◆ Your objective: Locate and copy all lines bearing the word "Production".

Entries from a dataset:
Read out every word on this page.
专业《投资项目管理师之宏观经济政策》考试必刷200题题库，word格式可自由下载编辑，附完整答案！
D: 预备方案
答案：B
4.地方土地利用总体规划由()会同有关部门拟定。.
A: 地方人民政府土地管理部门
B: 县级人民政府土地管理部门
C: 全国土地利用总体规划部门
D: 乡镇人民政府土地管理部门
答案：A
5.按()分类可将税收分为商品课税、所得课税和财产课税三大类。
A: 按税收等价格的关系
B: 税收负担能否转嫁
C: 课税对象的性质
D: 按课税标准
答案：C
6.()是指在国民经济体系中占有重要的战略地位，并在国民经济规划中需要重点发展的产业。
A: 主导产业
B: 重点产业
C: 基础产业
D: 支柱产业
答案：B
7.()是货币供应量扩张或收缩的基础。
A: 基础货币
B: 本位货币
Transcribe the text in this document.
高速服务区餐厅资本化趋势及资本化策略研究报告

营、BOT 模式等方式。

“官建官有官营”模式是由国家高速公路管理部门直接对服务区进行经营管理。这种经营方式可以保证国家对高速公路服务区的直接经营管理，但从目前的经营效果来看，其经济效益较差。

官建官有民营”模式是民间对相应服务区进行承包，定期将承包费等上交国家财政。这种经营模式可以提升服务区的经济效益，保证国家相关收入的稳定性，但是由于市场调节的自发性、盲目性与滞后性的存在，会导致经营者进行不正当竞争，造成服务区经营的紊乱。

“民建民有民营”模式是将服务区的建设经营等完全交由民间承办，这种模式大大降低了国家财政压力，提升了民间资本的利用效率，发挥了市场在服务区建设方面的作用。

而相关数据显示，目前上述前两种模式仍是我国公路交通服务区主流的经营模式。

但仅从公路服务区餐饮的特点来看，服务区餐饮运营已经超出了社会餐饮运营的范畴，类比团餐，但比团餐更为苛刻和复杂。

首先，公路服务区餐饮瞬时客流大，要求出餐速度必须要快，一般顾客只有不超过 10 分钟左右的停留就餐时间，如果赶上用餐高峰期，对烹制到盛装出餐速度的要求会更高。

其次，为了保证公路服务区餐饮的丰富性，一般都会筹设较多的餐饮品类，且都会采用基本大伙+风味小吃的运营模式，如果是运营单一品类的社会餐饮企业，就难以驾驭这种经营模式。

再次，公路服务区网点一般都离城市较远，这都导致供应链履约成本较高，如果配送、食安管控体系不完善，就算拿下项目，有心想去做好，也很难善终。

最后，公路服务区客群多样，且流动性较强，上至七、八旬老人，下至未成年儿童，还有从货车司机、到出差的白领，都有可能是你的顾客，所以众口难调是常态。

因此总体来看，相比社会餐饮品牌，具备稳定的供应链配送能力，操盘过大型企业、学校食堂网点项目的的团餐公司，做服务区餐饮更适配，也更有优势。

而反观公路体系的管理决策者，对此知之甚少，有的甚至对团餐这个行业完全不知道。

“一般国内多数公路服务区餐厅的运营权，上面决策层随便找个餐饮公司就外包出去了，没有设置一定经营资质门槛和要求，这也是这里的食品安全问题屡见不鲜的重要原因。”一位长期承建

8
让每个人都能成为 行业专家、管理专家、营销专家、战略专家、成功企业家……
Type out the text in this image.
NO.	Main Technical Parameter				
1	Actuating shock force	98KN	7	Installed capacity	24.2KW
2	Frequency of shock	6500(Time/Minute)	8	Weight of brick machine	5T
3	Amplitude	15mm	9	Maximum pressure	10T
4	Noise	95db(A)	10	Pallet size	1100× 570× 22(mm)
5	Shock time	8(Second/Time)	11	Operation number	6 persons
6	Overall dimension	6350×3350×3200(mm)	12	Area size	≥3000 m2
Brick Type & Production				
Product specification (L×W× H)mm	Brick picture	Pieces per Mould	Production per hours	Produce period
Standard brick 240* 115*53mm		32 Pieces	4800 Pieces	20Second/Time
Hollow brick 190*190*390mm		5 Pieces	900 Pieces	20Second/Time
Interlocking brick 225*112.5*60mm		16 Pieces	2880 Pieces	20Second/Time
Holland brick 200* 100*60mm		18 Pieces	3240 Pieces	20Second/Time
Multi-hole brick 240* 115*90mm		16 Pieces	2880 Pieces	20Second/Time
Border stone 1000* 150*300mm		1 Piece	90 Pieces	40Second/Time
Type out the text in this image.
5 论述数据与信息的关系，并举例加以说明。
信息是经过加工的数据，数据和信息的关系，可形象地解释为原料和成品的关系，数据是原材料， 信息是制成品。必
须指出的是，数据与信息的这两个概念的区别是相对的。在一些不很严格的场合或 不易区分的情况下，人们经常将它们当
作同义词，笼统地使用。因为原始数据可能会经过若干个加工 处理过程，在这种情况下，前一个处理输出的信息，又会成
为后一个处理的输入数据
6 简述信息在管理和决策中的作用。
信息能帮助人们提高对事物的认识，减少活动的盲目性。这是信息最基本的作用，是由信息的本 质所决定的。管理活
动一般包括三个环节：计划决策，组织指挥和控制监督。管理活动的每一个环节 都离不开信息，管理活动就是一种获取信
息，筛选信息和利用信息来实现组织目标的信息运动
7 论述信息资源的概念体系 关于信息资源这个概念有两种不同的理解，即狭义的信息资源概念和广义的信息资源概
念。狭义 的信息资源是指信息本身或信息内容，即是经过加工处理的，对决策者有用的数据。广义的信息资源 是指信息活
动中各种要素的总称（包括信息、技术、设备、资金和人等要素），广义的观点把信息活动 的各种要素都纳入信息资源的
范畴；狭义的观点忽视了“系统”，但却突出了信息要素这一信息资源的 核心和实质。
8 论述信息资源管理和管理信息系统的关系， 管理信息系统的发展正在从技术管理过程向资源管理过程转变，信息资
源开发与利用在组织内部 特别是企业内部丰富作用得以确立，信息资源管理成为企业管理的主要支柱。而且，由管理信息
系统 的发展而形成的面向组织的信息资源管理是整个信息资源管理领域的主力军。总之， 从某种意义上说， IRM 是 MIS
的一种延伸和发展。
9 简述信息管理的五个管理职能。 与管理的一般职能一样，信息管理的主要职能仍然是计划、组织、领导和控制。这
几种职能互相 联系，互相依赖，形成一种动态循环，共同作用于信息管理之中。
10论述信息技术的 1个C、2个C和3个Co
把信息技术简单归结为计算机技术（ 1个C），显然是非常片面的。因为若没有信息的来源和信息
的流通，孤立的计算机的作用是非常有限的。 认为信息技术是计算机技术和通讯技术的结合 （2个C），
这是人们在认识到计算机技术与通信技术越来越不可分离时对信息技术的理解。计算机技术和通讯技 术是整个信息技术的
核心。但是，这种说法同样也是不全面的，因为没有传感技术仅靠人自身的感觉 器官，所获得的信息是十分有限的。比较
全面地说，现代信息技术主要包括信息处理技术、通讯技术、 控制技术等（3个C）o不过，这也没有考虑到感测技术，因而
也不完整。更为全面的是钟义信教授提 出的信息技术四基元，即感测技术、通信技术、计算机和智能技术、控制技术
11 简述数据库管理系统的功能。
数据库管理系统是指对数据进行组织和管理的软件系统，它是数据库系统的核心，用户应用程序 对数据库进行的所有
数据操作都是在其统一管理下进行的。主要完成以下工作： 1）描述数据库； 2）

◆ Result of the exercise:
Brick Type & Production				
Product specification (L×W× H)mm	Brick picture	Pieces per Mould	Production per hours	Produce period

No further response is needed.